EXERCISE DESCRIPTION -
The following data needs to be repeated exactly, with all images excluded.

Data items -
* * * * *
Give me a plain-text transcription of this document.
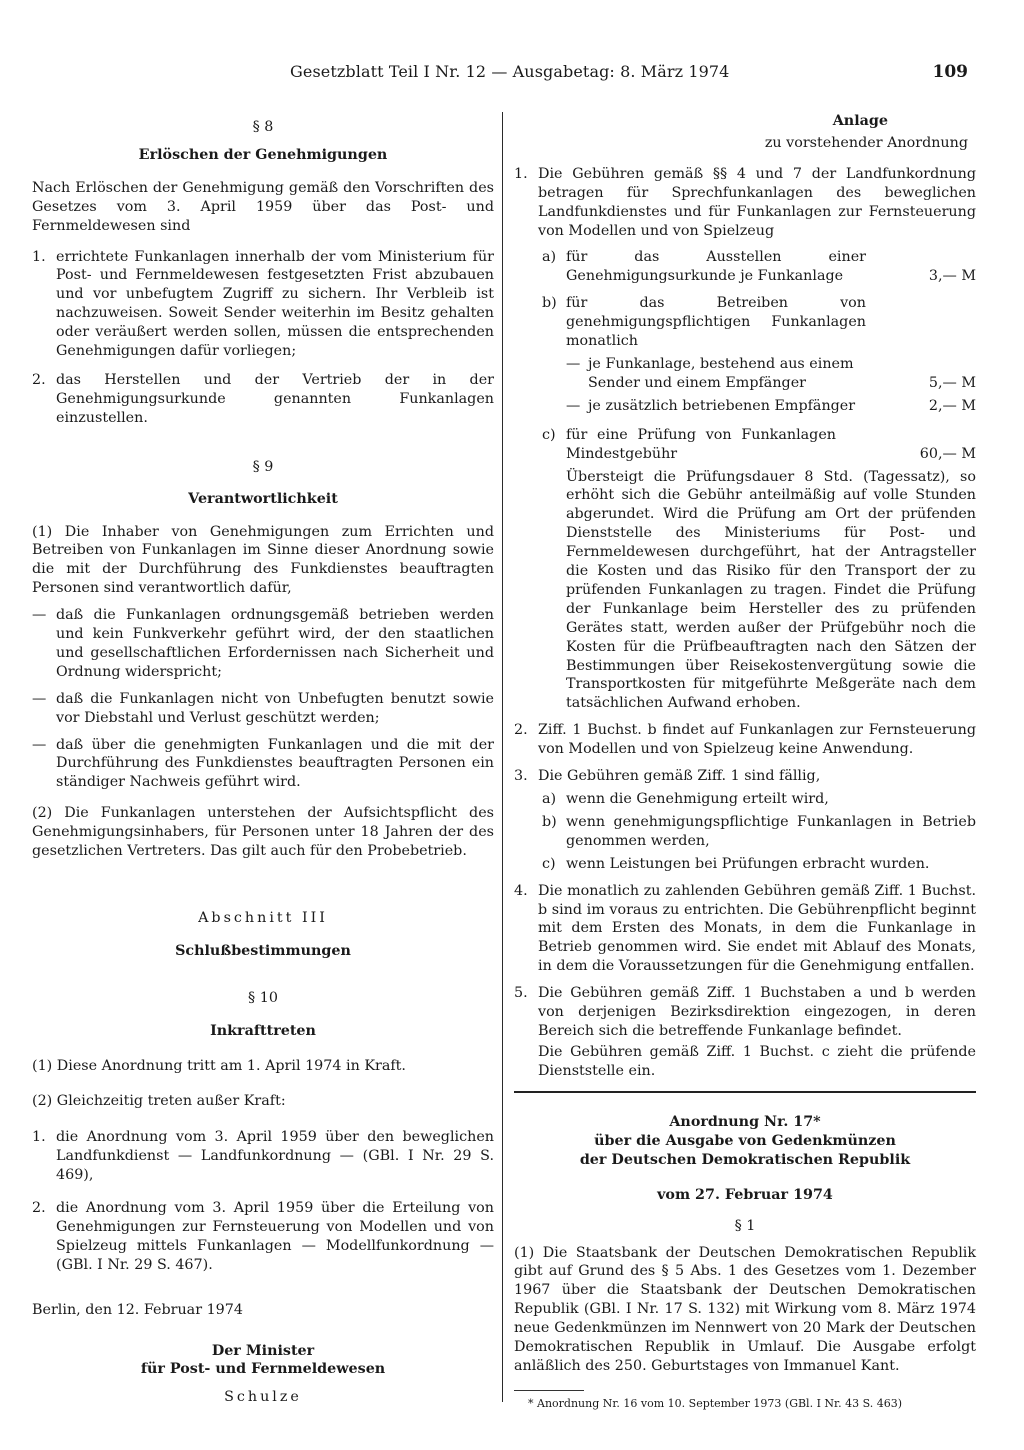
Gesetzblatt Teil I Nr. 12 — Ausgabetag: 8. März 1974	109
§ 8
Erlöschen der Genehmigungen
Nach Erlöschen der Genehmigung gemäß den Vorschriften des Gesetzes vom 3. April 1959 über das Post- und Fernmeldewesen sind
1. errichtete Funkanlagen innerhalb der vom Ministerium für Post- und Fernmeldewesen festgesetzten Frist abzubauen und vor unbefugtem Zugriff zu sichern. Ihr Verbleib ist nachzuweisen. Soweit Sender weiterhin im Besitz gehalten oder veräußert werden sollen, müssen die entsprechenden Genehmigungen dafür vorliegen;
2. das Herstellen und der Vertrieb der in der Genehmigungsurkunde genannten Funkanlagen einzustellen.
§ 9
Verantwortlichkeit
(1) Die Inhaber von Genehmigungen zum Errichten und Betreiben von Funkanlagen im Sinne dieser Anordnung sowie die mit der Durchführung des Funkdienstes beauftragten Personen sind verantwortlich dafür,
— daß die Funkanlagen ordnungsgemäß betrieben werden und kein Funkverkehr geführt wird, der den staatlichen und gesellschaftlichen Erfordernissen nach Sicherheit und Ordnung widerspricht;
— daß die Funkanlagen nicht von Unbefugten benutzt sowie vor Diebstahl und Verlust geschützt werden;
— daß über die genehmigten Funkanlagen und die mit der Durchführung des Funkdienstes beauftragten Personen ein ständiger Nachweis geführt wird.
(2) Die Funkanlagen unterstehen der Aufsichtspflicht des Genehmigungsinhabers, für Personen unter 18 Jahren der des gesetzlichen Vertreters. Das gilt auch für den Probebetrieb.
Abschnitt III
Schlußbestimmungen
§ 10
Inkrafttreten
(1) Diese Anordnung tritt am 1. April 1974 in Kraft.
(2) Gleichzeitig treten außer Kraft:
1. die Anordnung vom 3. April 1959 über den beweglichen Landfunkdienst — Landfunkordnung — (GBl. I Nr. 29 S. 469),
2. die Anordnung vom 3. April 1959 über die Erteilung von Genehmigungen zur Fernsteuerung von Modellen und von Spielzeug mittels Funkanlagen — Modellfunkordnung — (GBl. I Nr. 29 S. 467).
Berlin, den 12. Februar 1974
Der Minister
für Post- und Fernmeldewesen
Schulze
Anlage
zu vorstehender Anordnung
1. Die Gebühren gemäß §§ 4 und 7 der Landfunkordnung betragen für Sprechfunkanlagen des beweglichen Landfunkdienstes und für Funkanlagen zur Fernsteuerung von Modellen und von Spielzeug
a) für das Ausstellen einer Genehmigungsurkunde je Funkanlage	3,— M
b) für das Betreiben von genehmigungspflichtigen Funkanlagen monatlich
— je Funkanlage, bestehend aus einem Sender und einem Empfänger	5,— M
— je zusätzlich betriebenen Empfänger	2,— M
c) für eine Prüfung von Funkanlagen Mindestgebühr	60,— M
Übersteigt die Prüfungsdauer 8 Std. (Tagessatz), so erhöht sich die Gebühr anteilmäßig auf volle Stunden abgerundet. Wird die Prüfung am Ort der prüfenden Dienststelle des Ministeriums für Post- und Fernmeldewesen durchgeführt, hat der Antragsteller die Kosten und das Risiko für den Transport der zu prüfenden Funkanlagen zu tragen. Findet die Prüfung der Funkanlage beim Hersteller des zu prüfenden Gerätes statt, werden außer der Prüfgebühr noch die Kosten für die Prüfbeauftragten nach den Sätzen der Bestimmungen über Reisekostenvergütung sowie die Transportkosten für mitgeführte Meßgeräte nach dem tatsächlichen Aufwand erhoben.
2. Ziff. 1 Buchst. b findet auf Funkanlagen zur Fernsteuerung von Modellen und von Spielzeug keine Anwendung.
3. Die Gebühren gemäß Ziff. 1 sind fällig,
a) wenn die Genehmigung erteilt wird,
b) wenn genehmigungspflichtige Funkanlagen in Betrieb genommen werden,
c) wenn Leistungen bei Prüfungen erbracht wurden.
4. Die monatlich zu zahlenden Gebühren gemäß Ziff. 1 Buchst. b sind im voraus zu entrichten. Die Gebührenpflicht beginnt mit dem Ersten des Monats, in dem die Funkanlage in Betrieb genommen wird. Sie endet mit Ablauf des Monats, in dem die Voraussetzungen für die Genehmigung entfallen.
5. Die Gebühren gemäß Ziff. 1 Buchstaben a und b werden von derjenigen Bezirksdirektion eingezogen, in deren Bereich sich die betreffende Funkanlage befindet.
Die Gebühren gemäß Ziff. 1 Buchst. c zieht die prüfende Dienststelle ein.
Anordnung Nr. 17*
über die Ausgabe von Gedenkmünzen
der Deutschen Demokratischen Republik
vom 27. Februar 1974
§ 1
(1) Die Staatsbank der Deutschen Demokratischen Republik gibt auf Grund des § 5 Abs. 1 des Gesetzes vom 1. Dezember 1967 über die Staatsbank der Deutschen Demokratischen Republik (GBl. I Nr. 17 S. 132) mit Wirkung vom 8. März 1974 neue Gedenkmünzen im Nennwert von 20 Mark der Deutschen Demokratischen Republik in Umlauf. Die Ausgabe erfolgt anläßlich des 250. Geburtstages von Immanuel Kant.
* Anordnung Nr. 16 vom 10. September 1973 (GBl. I Nr. 43 S. 463)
* * * * *
OUTPUT OF THE TASK -
Give me a plain-text transcription of this document.
Gesetzblatt Teil I Nr. 12 — Ausgabetag: 8. März 1974	109
§ 8
Erlöschen der Genehmigungen
Nach Erlöschen der Genehmigung gemäß den Vorschriften des Gesetzes vom 3. April 1959 über das Post- und Fernmeldewesen sind
1. errichtete Funkanlagen innerhalb der vom Ministerium für Post- und Fernmeldewesen festgesetzten Frist abzubauen und vor unbefugtem Zugriff zu sichern. Ihr Verbleib ist nachzuweisen. Soweit Sender weiterhin im Besitz gehalten oder veräußert werden sollen, müssen die entsprechenden Genehmigungen dafür vorliegen;
2. das Herstellen und der Vertrieb der in der Genehmigungsurkunde genannten Funkanlagen einzustellen.
§ 9
Verantwortlichkeit
(1) Die Inhaber von Genehmigungen zum Errichten und Betreiben von Funkanlagen im Sinne dieser Anordnung sowie die mit der Durchführung des Funkdienstes beauftragten Personen sind verantwortlich dafür,
— daß die Funkanlagen ordnungsgemäß betrieben werden und kein Funkverkehr geführt wird, der den staatlichen und gesellschaftlichen Erfordernissen nach Sicherheit und Ordnung widerspricht;
— daß die Funkanlagen nicht von Unbefugten benutzt sowie vor Diebstahl und Verlust geschützt werden;
— daß über die genehmigten Funkanlagen und die mit der Durchführung des Funkdienstes beauftragten Personen ein ständiger Nachweis geführt wird.
(2) Die Funkanlagen unterstehen der Aufsichtspflicht des Genehmigungsinhabers, für Personen unter 18 Jahren der des gesetzlichen Vertreters. Das gilt auch für den Probebetrieb.
Abschnitt III
Schlußbestimmungen
§ 10
Inkrafttreten
(1) Diese Anordnung tritt am 1. April 1974 in Kraft.
(2) Gleichzeitig treten außer Kraft:
1. die Anordnung vom 3. April 1959 über den beweglichen Landfunkdienst — Landfunkordnung — (GBl. I Nr. 29 S. 469),
2. die Anordnung vom 3. April 1959 über die Erteilung von Genehmigungen zur Fernsteuerung von Modellen und von Spielzeug mittels Funkanlagen — Modellfunkordnung — (GBl. I Nr. 29 S. 467).
Berlin, den 12. Februar 1974
Der Minister
für Post- und Fernmeldewesen
Schulze
Anlage
zu vorstehender Anordnung
1. Die Gebühren gemäß §§ 4 und 7 der Landfunkordnung betragen für Sprechfunkanlagen des beweglichen Landfunkdienstes und für Funkanlagen zur Fernsteuerung von Modellen und von Spielzeug
a) für das Ausstellen einer Genehmigungsurkunde je Funkanlage	3,— M
b) für das Betreiben von genehmigungspflichtigen Funkanlagen monatlich
— je Funkanlage, bestehend aus einem Sender und einem Empfänger	5,— M
— je zusätzlich betriebenen Empfänger	2,— M
c) für eine Prüfung von Funkanlagen Mindestgebühr	60,— M
Übersteigt die Prüfungsdauer 8 Std. (Tagessatz), so erhöht sich die Gebühr anteilmäßig auf volle Stunden abgerundet. Wird die Prüfung am Ort der prüfenden Dienststelle des Ministeriums für Post- und Fernmeldewesen durchgeführt, hat der Antragsteller die Kosten und das Risiko für den Transport der zu prüfenden Funkanlagen zu tragen. Findet die Prüfung der Funkanlage beim Hersteller des zu prüfenden Gerätes statt, werden außer der Prüfgebühr noch die Kosten für die Prüfbeauftragten nach den Sätzen der Bestimmungen über Reisekostenvergütung sowie die Transportkosten für mitgeführte Meßgeräte nach dem tatsächlichen Aufwand erhoben.
2. Ziff. 1 Buchst. b findet auf Funkanlagen zur Fernsteuerung von Modellen und von Spielzeug keine Anwendung.
3. Die Gebühren gemäß Ziff. 1 sind fällig,
a) wenn die Genehmigung erteilt wird,
b) wenn genehmigungspflichtige Funkanlagen in Betrieb genommen werden,
c) wenn Leistungen bei Prüfungen erbracht wurden.
4. Die monatlich zu zahlenden Gebühren gemäß Ziff. 1 Buchst. b sind im voraus zu entrichten. Die Gebührenpflicht beginnt mit dem Ersten des Monats, in dem die Funkanlage in Betrieb genommen wird. Sie endet mit Ablauf des Monats, in dem die Voraussetzungen für die Genehmigung entfallen.
5. Die Gebühren gemäß Ziff. 1 Buchstaben a und b werden von derjenigen Bezirksdirektion eingezogen, in deren Bereich sich die betreffende Funkanlage befindet.
Die Gebühren gemäß Ziff. 1 Buchst. c zieht die prüfende Dienststelle ein.
Anordnung Nr. 17*
über die Ausgabe von Gedenkmünzen
der Deutschen Demokratischen Republik
vom 27. Februar 1974
§ 1
(1) Die Staatsbank der Deutschen Demokratischen Republik gibt auf Grund des § 5 Abs. 1 des Gesetzes vom 1. Dezember 1967 über die Staatsbank der Deutschen Demokratischen Republik (GBl. I Nr. 17 S. 132) mit Wirkung vom 8. März 1974 neue Gedenkmünzen im Nennwert von 20 Mark der Deutschen Demokratischen Republik in Umlauf. Die Ausgabe erfolgt anläßlich des 250. Geburtstages von Immanuel Kant.
* Anordnung Nr. 16 vom 10. September 1973 (GBl. I Nr. 43 S. 463)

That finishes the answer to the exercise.